== TASK DIRECTIONS ==
Convert the lines of data from the one containing "Patent image size: (753, 338)." through the one containing "The worm 22 is at (297, 143).", both included, into a JSON list of strings with one string per line, leaving out blank lines.
======== PROVIDED ENTRIES ========
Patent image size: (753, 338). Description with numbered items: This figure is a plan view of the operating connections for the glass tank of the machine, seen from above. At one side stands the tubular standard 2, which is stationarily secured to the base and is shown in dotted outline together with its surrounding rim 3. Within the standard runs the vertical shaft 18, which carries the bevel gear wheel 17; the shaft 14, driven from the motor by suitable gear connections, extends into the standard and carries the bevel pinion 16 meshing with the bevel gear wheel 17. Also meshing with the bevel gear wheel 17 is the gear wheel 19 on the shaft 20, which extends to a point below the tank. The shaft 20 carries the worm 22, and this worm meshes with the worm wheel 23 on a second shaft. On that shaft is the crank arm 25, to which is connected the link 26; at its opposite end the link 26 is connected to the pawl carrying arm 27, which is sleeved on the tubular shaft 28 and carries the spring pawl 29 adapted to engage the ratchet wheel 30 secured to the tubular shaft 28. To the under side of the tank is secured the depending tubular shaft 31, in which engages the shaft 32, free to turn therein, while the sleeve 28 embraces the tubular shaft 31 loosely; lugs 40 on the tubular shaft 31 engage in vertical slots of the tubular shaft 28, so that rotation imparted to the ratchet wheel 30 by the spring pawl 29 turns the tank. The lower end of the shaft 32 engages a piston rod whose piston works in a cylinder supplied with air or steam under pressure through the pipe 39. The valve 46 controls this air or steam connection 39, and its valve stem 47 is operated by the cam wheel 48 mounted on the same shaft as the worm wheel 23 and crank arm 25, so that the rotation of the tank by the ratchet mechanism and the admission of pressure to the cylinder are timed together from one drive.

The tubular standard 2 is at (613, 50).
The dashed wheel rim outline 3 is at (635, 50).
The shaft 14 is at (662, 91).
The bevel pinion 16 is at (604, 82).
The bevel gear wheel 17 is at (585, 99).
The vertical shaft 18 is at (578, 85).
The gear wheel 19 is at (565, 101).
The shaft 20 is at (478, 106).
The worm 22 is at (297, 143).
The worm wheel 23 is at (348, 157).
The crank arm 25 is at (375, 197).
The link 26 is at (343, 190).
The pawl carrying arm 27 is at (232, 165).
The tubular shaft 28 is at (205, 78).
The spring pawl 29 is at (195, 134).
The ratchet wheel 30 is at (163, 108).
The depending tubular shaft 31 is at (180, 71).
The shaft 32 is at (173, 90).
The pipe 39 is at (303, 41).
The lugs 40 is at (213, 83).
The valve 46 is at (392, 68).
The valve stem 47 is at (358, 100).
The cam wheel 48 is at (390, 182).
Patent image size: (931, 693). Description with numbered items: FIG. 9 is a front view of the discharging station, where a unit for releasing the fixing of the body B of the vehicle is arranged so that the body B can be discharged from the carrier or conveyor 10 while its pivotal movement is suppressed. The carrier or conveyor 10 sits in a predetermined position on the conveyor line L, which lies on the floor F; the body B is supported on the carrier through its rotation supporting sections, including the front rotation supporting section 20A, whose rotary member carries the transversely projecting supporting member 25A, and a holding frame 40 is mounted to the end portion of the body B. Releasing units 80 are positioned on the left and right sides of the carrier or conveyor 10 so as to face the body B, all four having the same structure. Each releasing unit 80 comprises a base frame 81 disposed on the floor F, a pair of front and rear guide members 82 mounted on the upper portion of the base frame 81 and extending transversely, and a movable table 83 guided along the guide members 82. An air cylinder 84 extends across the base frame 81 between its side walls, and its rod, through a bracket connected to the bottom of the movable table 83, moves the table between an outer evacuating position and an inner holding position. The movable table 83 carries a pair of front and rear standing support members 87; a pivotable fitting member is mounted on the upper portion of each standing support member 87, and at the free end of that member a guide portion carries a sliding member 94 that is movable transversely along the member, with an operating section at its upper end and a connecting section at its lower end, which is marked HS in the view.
========
======== PROVIDED ENTRIES ========
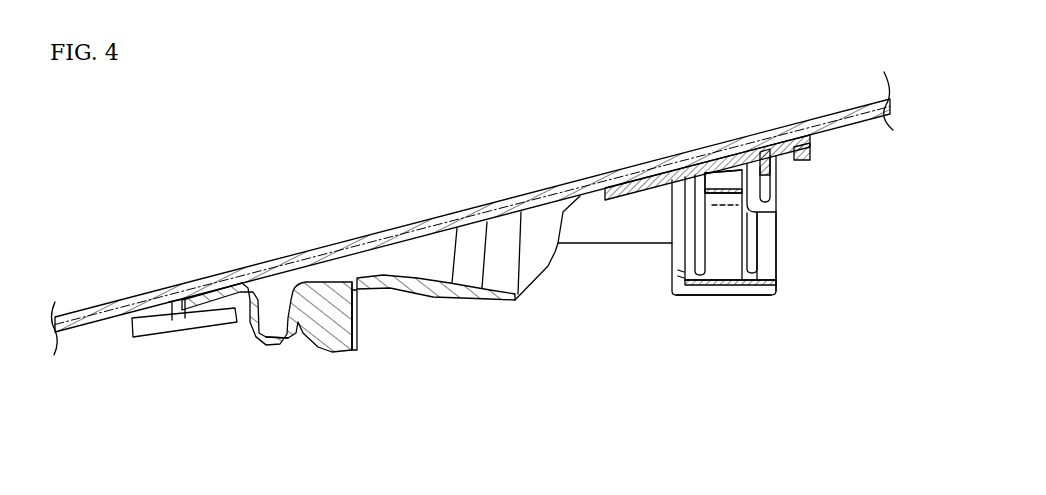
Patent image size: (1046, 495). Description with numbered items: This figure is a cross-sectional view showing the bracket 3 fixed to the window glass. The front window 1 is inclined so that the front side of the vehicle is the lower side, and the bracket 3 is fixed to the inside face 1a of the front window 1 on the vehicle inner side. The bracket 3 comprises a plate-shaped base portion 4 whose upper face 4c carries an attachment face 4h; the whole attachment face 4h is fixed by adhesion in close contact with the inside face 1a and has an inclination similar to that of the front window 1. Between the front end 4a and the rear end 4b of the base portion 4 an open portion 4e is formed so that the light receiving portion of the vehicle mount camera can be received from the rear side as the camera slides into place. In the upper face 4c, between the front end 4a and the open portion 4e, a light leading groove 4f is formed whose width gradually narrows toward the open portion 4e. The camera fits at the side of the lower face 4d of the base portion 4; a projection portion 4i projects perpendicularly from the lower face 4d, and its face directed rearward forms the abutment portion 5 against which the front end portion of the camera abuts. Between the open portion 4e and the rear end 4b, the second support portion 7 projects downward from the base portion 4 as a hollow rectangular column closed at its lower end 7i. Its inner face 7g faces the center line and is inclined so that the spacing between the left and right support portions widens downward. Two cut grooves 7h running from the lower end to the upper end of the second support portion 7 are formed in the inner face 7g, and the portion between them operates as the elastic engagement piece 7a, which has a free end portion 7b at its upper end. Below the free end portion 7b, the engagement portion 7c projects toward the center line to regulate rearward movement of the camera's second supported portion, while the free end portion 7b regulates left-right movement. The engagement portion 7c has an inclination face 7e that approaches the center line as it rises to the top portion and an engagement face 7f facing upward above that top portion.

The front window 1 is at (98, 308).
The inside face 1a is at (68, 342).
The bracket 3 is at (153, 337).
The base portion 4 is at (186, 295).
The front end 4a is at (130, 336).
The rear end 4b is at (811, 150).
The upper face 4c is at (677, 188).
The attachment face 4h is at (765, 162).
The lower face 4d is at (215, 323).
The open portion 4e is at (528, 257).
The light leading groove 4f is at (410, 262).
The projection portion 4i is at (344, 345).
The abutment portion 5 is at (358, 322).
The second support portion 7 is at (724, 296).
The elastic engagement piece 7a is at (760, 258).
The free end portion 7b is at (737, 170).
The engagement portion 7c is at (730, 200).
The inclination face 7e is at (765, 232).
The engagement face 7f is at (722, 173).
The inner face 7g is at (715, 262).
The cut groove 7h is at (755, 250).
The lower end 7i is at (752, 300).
========
== COMPLETE OUTPUT ==
[
  "Patent image size: (753, 338). Description with numbered items: This figure is a plan view of the operating connections for the glass tank of the machine, seen from above. At one side stands the tubular standard 2, which is stationarily secured to the base and is shown in dotted outline together with its surrounding rim 3. Within the standard runs the vertical shaft 18, which carries the bevel gear wheel 17; the shaft 14, driven from the motor by suitable gear connections, extends into the standard and carries the bevel pinion 16 meshing with the bevel gear wheel 17. Also meshing with the bevel gear wheel 17 is the gear wheel 19 on the shaft 20, which extends to a point below the tank. The shaft 20 carries the worm 22, and this worm meshes with the worm wheel 23 on a second shaft. On that shaft is the crank arm 25, to which is connected the link 26; at its opposite end the link 26 is connected to the pawl carrying arm 27, which is sleeved on the tubular shaft 28 and carries the spring pawl 29 adapted to engage the ratchet wheel 30 secured to the tubular shaft 28. To the under side of the tank is secured the depending tubular shaft 31, in which engages the shaft 32, free to turn therein, while the sleeve 28 embraces the tubular shaft 31 loosely; lugs 40 on the tubular shaft 31 engage in vertical slots of the tubular shaft 28, so that rotation imparted to the ratchet wheel 30 by the spring pawl 29 turns the tank. The lower end of the shaft 32 engages a piston rod whose piston works in a cylinder supplied with air or steam under pressure through the pipe 39. The valve 46 controls this air or steam connection 39, and its valve stem 47 is operated by the cam wheel 48 mounted on the same shaft as the worm wheel 23 and crank arm 25, so that the rotation of the tank by the ratchet mechanism and the admission of pressure to the cylinder are timed together from one drive.",
  "The tubular standard 2 is at (613, 50).",
  "The dashed wheel rim outline 3 is at (635, 50).",
  "The shaft 14 is at (662, 91).",
  "The bevel pinion 16 is at (604, 82).",
  "The bevel gear wheel 17 is at (585, 99).",
  "The vertical shaft 18 is at (578, 85).",
  "The gear wheel 19 is at (565, 101).",
  "The shaft 20 is at (478, 106).",
  "The worm 22 is at (297, 143)."
]